== Supplied information ==

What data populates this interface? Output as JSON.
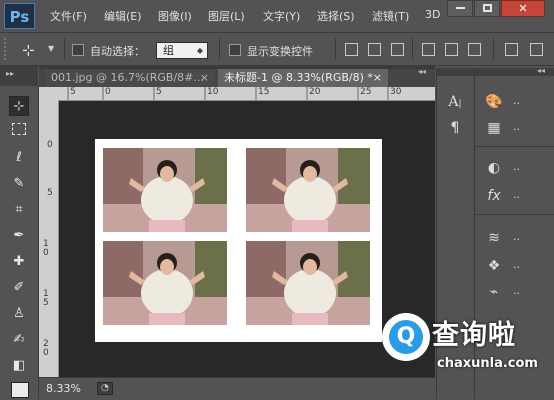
{
  "app": {
    "logo": "Ps"
  },
  "menu": [
    "文件(F)",
    "编辑(E)",
    "图像(I)",
    "图层(L)",
    "文字(Y)",
    "选择(S)",
    "滤镜(T)",
    "3D"
  ],
  "window_controls": {
    "minimize": "—",
    "maximize": "□",
    "close": "✕"
  },
  "options": {
    "auto_select_label": "自动选择：",
    "auto_select_value": "组",
    "show_transform_label": "显示变换控件"
  },
  "tabs": [
    {
      "label": "001.jpg @ 16.7%(RGB/8#...",
      "close": "×",
      "active": false
    },
    {
      "label": "未标题-1 @ 8.33%(RGB/8) *",
      "close": "×",
      "active": true
    }
  ],
  "ruler_top_ticks": [
    "5",
    "0",
    "5",
    "10",
    "15",
    "20",
    "25",
    "30"
  ],
  "ruler_left_ticks": [
    "0",
    "5",
    "1 0",
    "1 5",
    "2 0"
  ],
  "status": {
    "zoom": "8.33%"
  },
  "photos": [
    {
      "name": "photo-top-left"
    },
    {
      "name": "photo-top-right"
    },
    {
      "name": "photo-bottom-left"
    },
    {
      "name": "photo-bottom-right"
    }
  ],
  "watermark": {
    "text": "查询啦",
    "url": "chaxunla.com",
    "icon": "Q"
  },
  "panels": {
    "mid_icons": [
      "character-icon",
      "paragraph-icon"
    ],
    "right_icons": [
      "swatches-icon",
      "table-icon",
      "adjustments-icon",
      "fx-icon",
      "layers-icon",
      "channels-icon",
      "paths-icon"
    ],
    "ellipsis": ".."
  },
  "colors": {
    "accent": "#4a7ab8",
    "canvas_bg": "#282828",
    "ui_bg": "#535353"
  }
}
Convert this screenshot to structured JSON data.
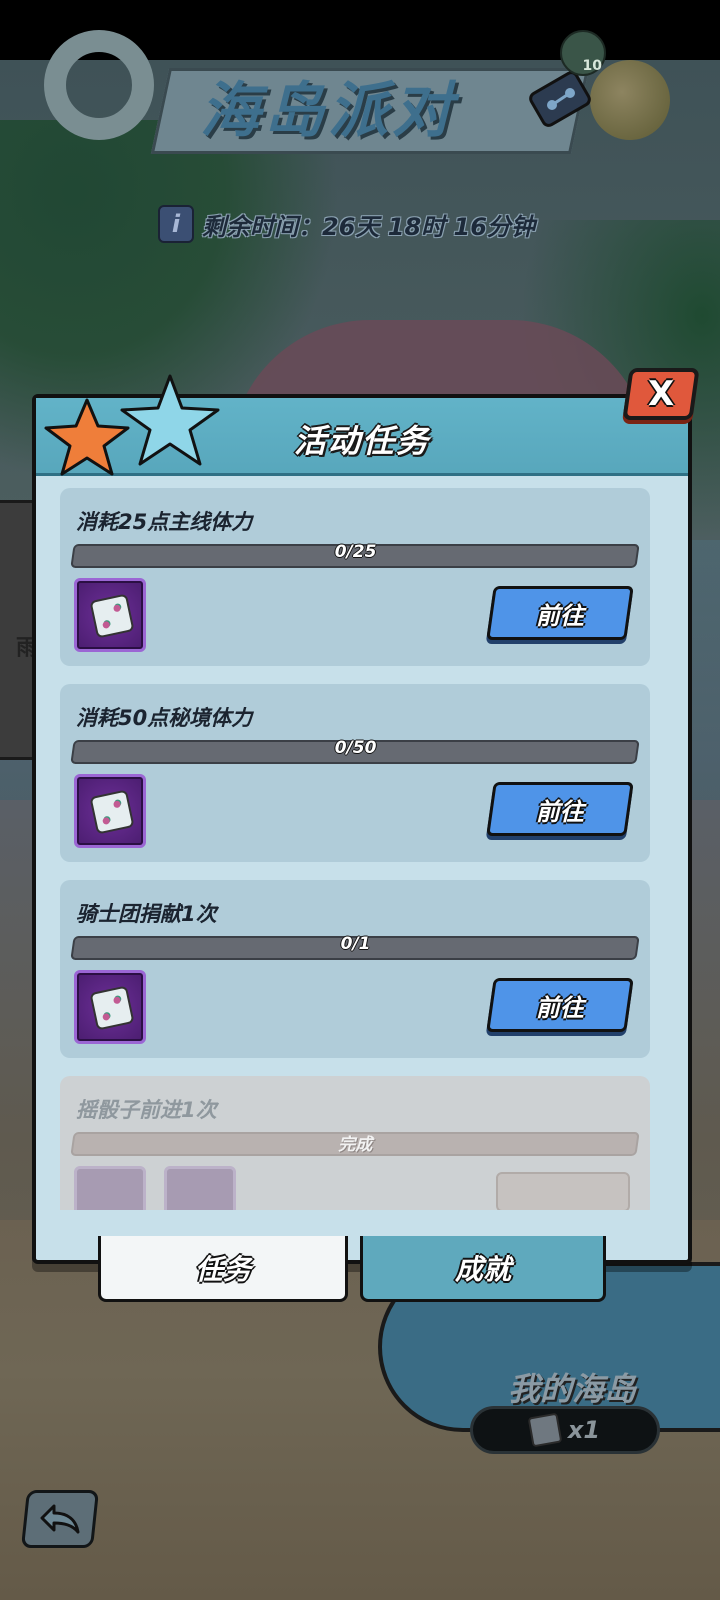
{
  "event": {
    "title": "海岛派对",
    "time_label": "剩余时间：26天 18时 16分钟",
    "map_badge": "10"
  },
  "modal": {
    "title": "活动任务",
    "close_label": "X",
    "tasks": [
      {
        "title": "消耗25点主线体力",
        "progress_text": "0/25",
        "progress": 0,
        "action_label": "前往",
        "status": "active"
      },
      {
        "title": "消耗50点秘境体力",
        "progress_text": "0/50",
        "progress": 0,
        "action_label": "前往",
        "status": "active"
      },
      {
        "title": "骑士团捐献1次",
        "progress_text": "0/1",
        "progress": 0,
        "action_label": "前往",
        "status": "active"
      },
      {
        "title": "摇骰子前进1次",
        "progress_text": "完成",
        "progress": 1,
        "action_label": "",
        "status": "done"
      }
    ],
    "tabs": [
      {
        "label": "任务",
        "active": true
      },
      {
        "label": "成就",
        "active": false
      }
    ]
  },
  "island": {
    "label": "我的海岛",
    "dice_count": "x1"
  },
  "left_sign": {
    "text": "雨"
  },
  "icons": {
    "reward": "dice-icon",
    "back": "back-arrow-icon",
    "close": "close-icon",
    "info": "info-icon"
  },
  "colors": {
    "go_button": "#4f94e8",
    "close_button": "#e0583c",
    "modal_header": "#62b3c8",
    "card": "#b0ccd9"
  }
}
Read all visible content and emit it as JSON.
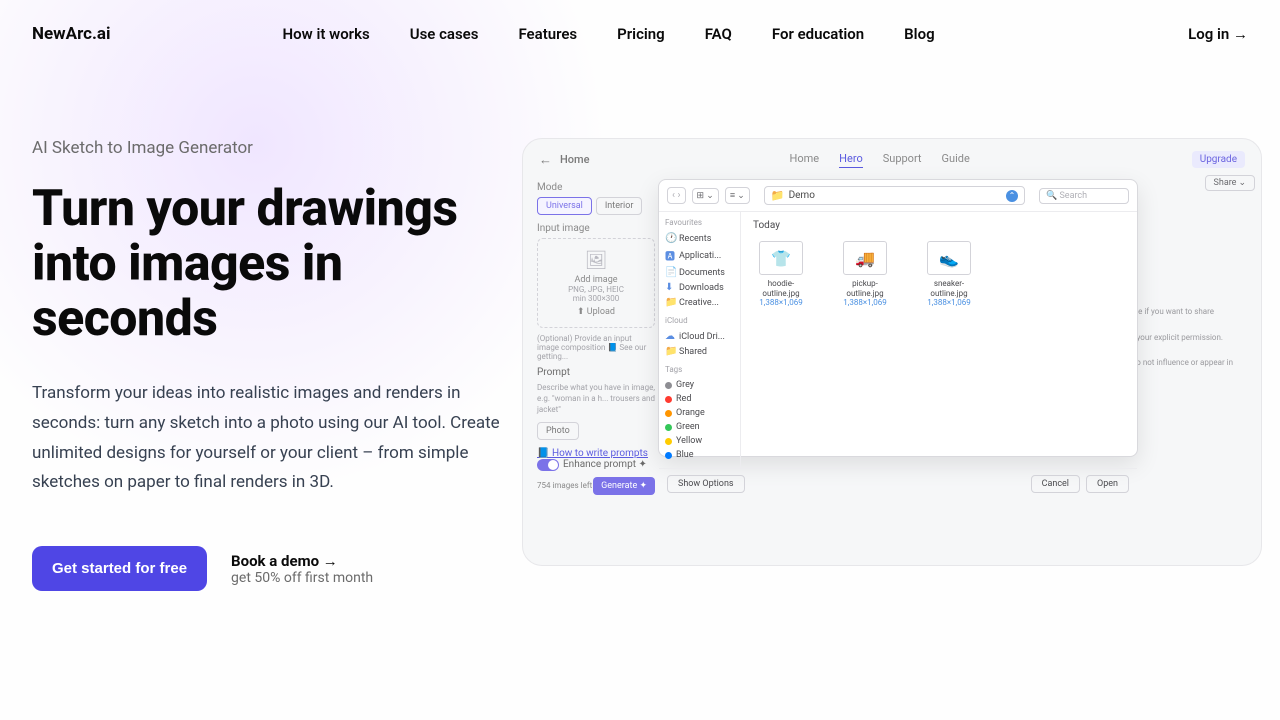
{
  "logo": "NewArc.ai",
  "nav": {
    "items": [
      "How it works",
      "Use cases",
      "Features",
      "Pricing",
      "FAQ",
      "For education",
      "Blog"
    ]
  },
  "login": "Log in →",
  "hero": {
    "eyebrow": "AI Sketch to Image Generator",
    "title": "Turn your drawings into images in seconds",
    "description": "Transform your ideas into realistic images and renders in seconds: turn any sketch into a photo using our AI tool. Create unlimited designs for yourself or your client – from simple sketches on paper to final renders in 3D.",
    "cta_primary": "Get started for free",
    "demo_title": "Book a demo →",
    "demo_sub": "get 50% off first month"
  },
  "preview": {
    "home": "Home",
    "tabs": [
      "Home",
      "Hero",
      "Support",
      "Guide"
    ],
    "upgrade": "Upgrade",
    "share": "Share",
    "mode_label": "Mode",
    "modes": [
      "Universal",
      "Interior"
    ],
    "input_image_label": "Input image",
    "upload": {
      "add": "Add image",
      "formats": "PNG, JPG, HEIC",
      "min": "min 300×300",
      "upload_label": "⬆ Upload"
    },
    "optional_text": "(Optional) Provide an input image composition 📘 See our getting...",
    "prompt": {
      "label": "Prompt",
      "hint": "Describe what you have in image, e.g. \"woman in a h... trousers and jacket\""
    },
    "photo_label": "Photo",
    "how_to_link": "How to write prompts",
    "enhance_label": "Enhance prompt ✦",
    "images_left": "754 images left",
    "generate": "Generate ✦",
    "right_text_1": "hoice if you want to share",
    "right_text_2": "out your explicit permission.",
    "right_text_3": "ed to not influence or appear in"
  },
  "finder": {
    "folder": "Demo",
    "search_placeholder": "Search",
    "today": "Today",
    "sidebar": {
      "favourites": "Favourites",
      "fav_items": [
        "Recents",
        "Applicati...",
        "Documents",
        "Downloads",
        "Creative..."
      ],
      "icloud": "iCloud",
      "icloud_items": [
        "iCloud Dri...",
        "Shared"
      ],
      "tags": "Tags",
      "tag_items": [
        {
          "name": "Grey",
          "color": "#8e8e93"
        },
        {
          "name": "Red",
          "color": "#ff3b30"
        },
        {
          "name": "Orange",
          "color": "#ff9500"
        },
        {
          "name": "Green",
          "color": "#34c759"
        },
        {
          "name": "Yellow",
          "color": "#ffcc00"
        },
        {
          "name": "Blue",
          "color": "#007aff"
        }
      ]
    },
    "files": [
      {
        "name": "hoodie-outline.jpg",
        "dims": "1,388×1,069"
      },
      {
        "name": "pickup-outline.jpg",
        "dims": "1,388×1,069"
      },
      {
        "name": "sneaker-outline.jpg",
        "dims": "1,388×1,069"
      }
    ],
    "show_options": "Show Options",
    "cancel": "Cancel",
    "open": "Open"
  }
}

===

_Aim of the exercise_. Your copy should repeat each entry above exactly but contain no pictures.

_Complete response_.
What data populates this interface? Output as JSON.
{
  "app": {
    "logo": "Ps"
  },
  "menu": [
    "文件(F)",
    "编辑(E)",
    "图像(I)",
    "图层(L)",
    "文字(Y)",
    "选择(S)",
    "滤镜(T)",
    "3D"
  ],
  "window_controls": {
    "minimize": "—",
    "maximize": "□",
    "close": "✕"
  },
  "options": {
    "auto_select_label": "自动选择：",
    "auto_select_value": "组",
    "show_transform_label": "显示变换控件"
  },
  "tabs": [
    {
      "label": "001.jpg @ 16.7%(RGB/8#...",
      "close": "×",
      "active": false
    },
    {
      "label": "未标题-1 @ 8.33%(RGB/8) *",
      "close": "×",
      "active": true
    }
  ],
  "ruler_top_ticks": [
    "5",
    "0",
    "5",
    "10",
    "15",
    "20",
    "25",
    "30"
  ],
  "ruler_left_ticks": [
    "0",
    "5",
    "1 0",
    "1 5",
    "2 0"
  ],
  "status": {
    "zoom": "8.33%"
  },
  "photos": [
    {
      "name": "photo-top-left"
    },
    {
      "name": "photo-top-right"
    },
    {
      "name": "photo-bottom-left"
    },
    {
      "name": "photo-bottom-right"
    }
  ],
  "watermark": {
    "text": "查询啦",
    "url": "chaxunla.com",
    "icon": "Q"
  },
  "panels": {
    "mid_icons": [
      "character-icon",
      "paragraph-icon"
    ],
    "right_icons": [
      "swatches-icon",
      "table-icon",
      "adjustments-icon",
      "fx-icon",
      "layers-icon",
      "channels-icon",
      "paths-icon"
    ],
    "ellipsis": ".."
  },
  "colors": {
    "accent": "#4a7ab8",
    "canvas_bg": "#282828",
    "ui_bg": "#535353"
  }
}
Convert this screenshot to structured JSON data.
{
  "event": {
    "title": "海岛派对",
    "time_label": "剩余时间：26天 18时 16分钟",
    "map_badge": "10"
  },
  "modal": {
    "title": "活动任务",
    "close_label": "X",
    "tasks": [
      {
        "title": "消耗25点主线体力",
        "progress_text": "0/25",
        "progress": 0,
        "action_label": "前往",
        "status": "active"
      },
      {
        "title": "消耗50点秘境体力",
        "progress_text": "0/50",
        "progress": 0,
        "action_label": "前往",
        "status": "active"
      },
      {
        "title": "骑士团捐献1次",
        "progress_text": "0/1",
        "progress": 0,
        "action_label": "前往",
        "status": "active"
      },
      {
        "title": "摇骰子前进1次",
        "progress_text": "完成",
        "progress": 1,
        "action_label": "",
        "status": "done"
      }
    ],
    "tabs": [
      {
        "label": "任务",
        "active": true
      },
      {
        "label": "成就",
        "active": false
      }
    ]
  },
  "island": {
    "label": "我的海岛",
    "dice_count": "x1"
  },
  "left_sign": {
    "text": "雨"
  },
  "icons": {
    "reward": "dice-icon",
    "back": "back-arrow-icon",
    "close": "close-icon",
    "info": "info-icon"
  },
  "colors": {
    "go_button": "#4f94e8",
    "close_button": "#e0583c",
    "modal_header": "#62b3c8",
    "card": "#b0ccd9"
  }
}
Read all visible content and emit it as JSON.
{
  "logo": "NewArc.ai",
  "nav": {
    "items": [
      "How it works",
      "Use cases",
      "Features",
      "Pricing",
      "FAQ",
      "For education",
      "Blog"
    ]
  },
  "login": "Log in →",
  "hero": {
    "eyebrow": "AI Sketch to Image Generator",
    "title": "Turn your drawings into images in seconds",
    "description": "Transform your ideas into realistic images and renders in seconds: turn any sketch into a photo using our AI tool. Create unlimited designs for yourself or your client – from simple sketches on paper to final renders in 3D.",
    "cta_primary": "Get started for free",
    "demo_title": "Book a demo →",
    "demo_sub": "get 50% off first month"
  },
  "preview": {
    "home": "Home",
    "tabs": [
      "Home",
      "Hero",
      "Support",
      "Guide"
    ],
    "upgrade": "Upgrade",
    "share": "Share",
    "mode_label": "Mode",
    "modes": [
      "Universal",
      "Interior"
    ],
    "input_image_label": "Input image",
    "upload": {
      "add": "Add image",
      "formats": "PNG, JPG, HEIC",
      "min": "min 300×300",
      "upload_label": "⬆ Upload"
    },
    "optional_text": "(Optional) Provide an input image composition 📘 See our getting...",
    "prompt": {
      "label": "Prompt",
      "hint": "Describe what you have in image, e.g. \"woman in a h... trousers and jacket\""
    },
    "photo_label": "Photo",
    "how_to_link": "How to write prompts",
    "enhance_label": "Enhance prompt ✦",
    "images_left": "754 images left",
    "generate": "Generate ✦",
    "right_text_1": "hoice if you want to share",
    "right_text_2": "out your explicit permission.",
    "right_text_3": "ed to not influence or appear in"
  },
  "finder": {
    "folder": "Demo",
    "search_placeholder": "Search",
    "today": "Today",
    "sidebar": {
      "favourites": "Favourites",
      "fav_items": [
        "Recents",
        "Applicati...",
        "Documents",
        "Downloads",
        "Creative..."
      ],
      "icloud": "iCloud",
      "icloud_items": [
        "iCloud Dri...",
        "Shared"
      ],
      "tags": "Tags",
      "tag_items": [
        {
          "name": "Grey",
          "color": "#8e8e93"
        },
        {
          "name": "Red",
          "color": "#ff3b30"
        },
        {
          "name": "Orange",
          "color": "#ff9500"
        },
        {
          "name": "Green",
          "color": "#34c759"
        },
        {
          "name": "Yellow",
          "color": "#ffcc00"
        },
        {
          "name": "Blue",
          "color": "#007aff"
        }
      ]
    },
    "files": [
      {
        "name": "hoodie-outline.jpg",
        "dims": "1,388×1,069"
      },
      {
        "name": "pickup-outline.jpg",
        "dims": "1,388×1,069"
      },
      {
        "name": "sneaker-outline.jpg",
        "dims": "1,388×1,069"
      }
    ],
    "show_options": "Show Options",
    "cancel": "Cancel",
    "open": "Open"
  }
}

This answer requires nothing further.